▶ [Record set]

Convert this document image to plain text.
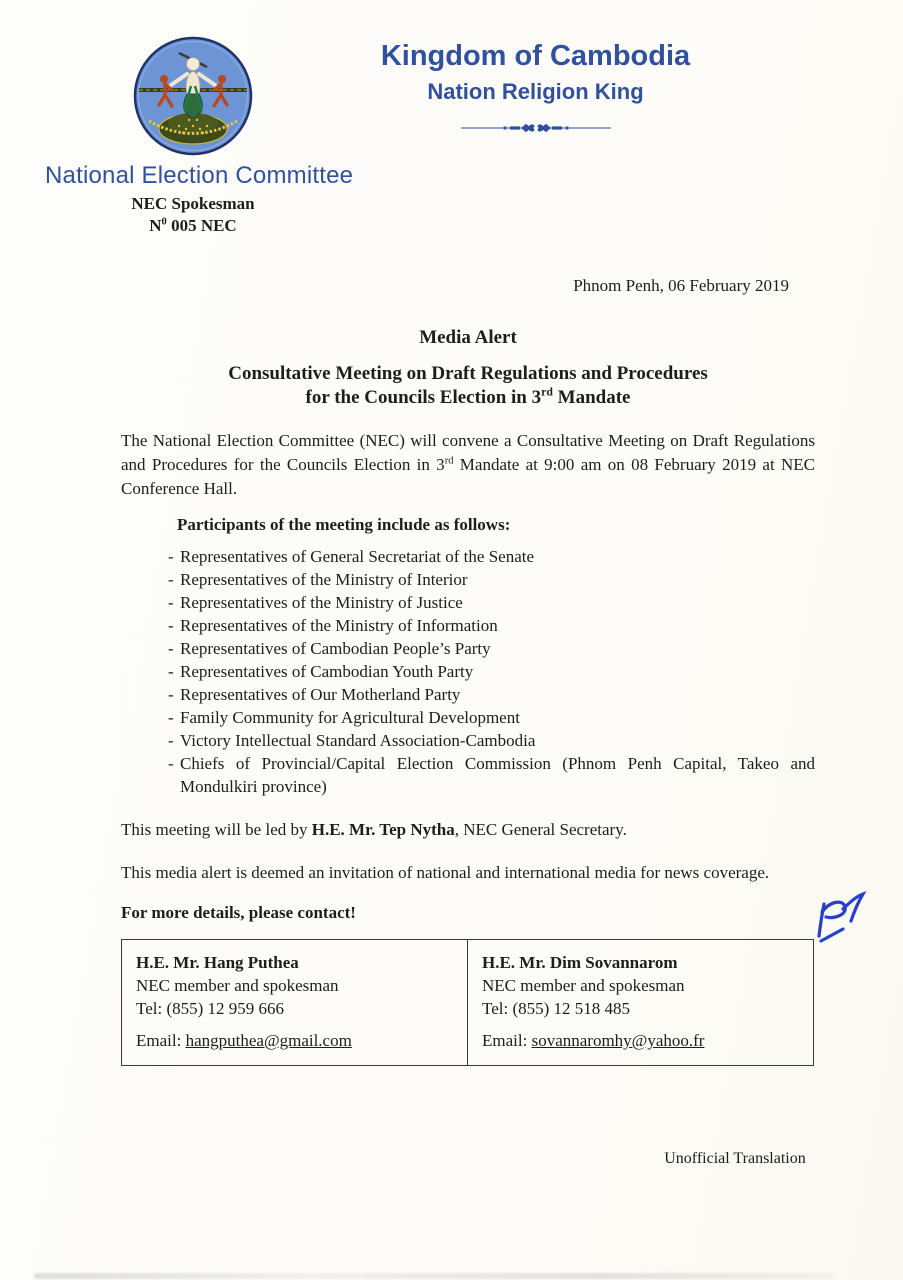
National Election Committee
NEC Spokesman
$N^0$ 005 NEC
Kingdom of Cambodia
Nation Religion King
Phnom Penh, 06 February 2019
Media Alert
Consultative Meeting on Draft Regulations and Procedures
for the Councils Election in 3rd Mandate
The National Election Committee (NEC) will convene a Consultative Meeting on Draft Regulations and Procedures for the Councils Election in 3rd Mandate at 9:00 am on 08 February 2019 at NEC Conference Hall.
Participants of the meeting include as follows:
- Representatives of General Secretariat of the Senate
- Representatives of the Ministry of Interior
- Representatives of the Ministry of Justice
- Representatives of the Ministry of Information
- Representatives of Cambodian People’s Party
- Representatives of Cambodian Youth Party
- Representatives of Our Motherland Party
- Family Community for Agricultural Development
- Victory Intellectual Standard Association-Cambodia
- Chiefs of Provincial/Capital Election Commission (Phnom Penh Capital, Takeo and Mondulkiri province)
This meeting will be led by H.E. Mr. Tep Nytha, NEC General Secretary.
This media alert is deemed an invitation of national and international media for news coverage.
For more details, please contact!
H.E. Mr. Hang Puthea
NEC member and spokesman
Tel: (855) 12 959 666
Email: hangputhea@gmail.com

H.E. Mr. Dim Sovannarom
NEC member and spokesman
Tel: (855) 12 518 485
Email: sovannaromhy@yahoo.fr
Unofficial Translation
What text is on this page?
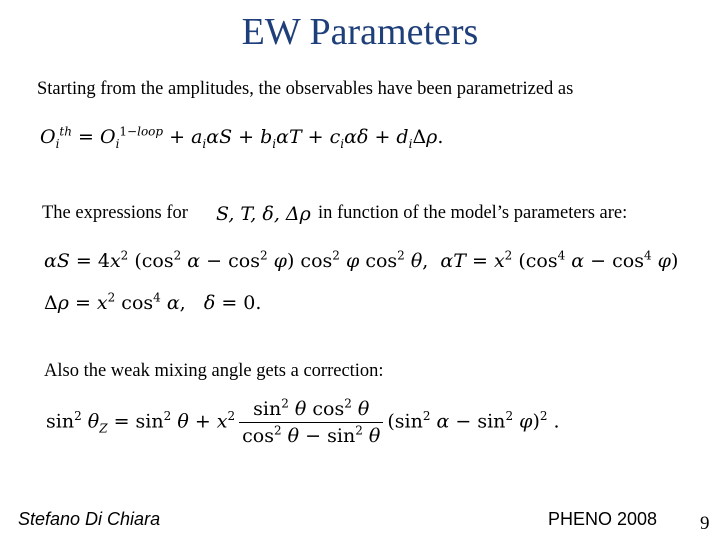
EW Parameters
Starting from the amplitudes, the observables have been parametrized as
$O_i^{th} = O_i^{1-loop} + a_i\alpha S + b_i\alpha T + c_i\alpha\delta + d_i\Delta\rho$.
The expressions for S, T, δ, Δρ in function of the model’s parameters are:
$\alpha S = 4x^2$ ($\cos^2$ $\alpha - \cos^2 \varphi$) $\cos^2 \varphi$ $\cos^2 \theta$,  $\alpha T = x^2$ ($\cos^4$ $\alpha - \cos^4 \varphi$)
$\Delta\rho = x^2$ $\cos^4 \alpha$,   δ = 0.
Also the weak mixing angle gets a correction:
$\sin^2 \theta_Z = \sin^2 \theta + x^2 \frac{\sin^2 \theta \cos^2 \theta}{\cos^2 \theta - \sin^2 \theta} (\sin^2$ $\alpha - \sin^2 \varphi)^2$ .
Stefano Di Chiara	PHENO 2008 9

▶ [Aim of the exercise] Extract all lines of the records above that include "Email".

▶ [The solution]
Email: hangputhea@gmail.com
Email: sovannaromhy@yahoo.fr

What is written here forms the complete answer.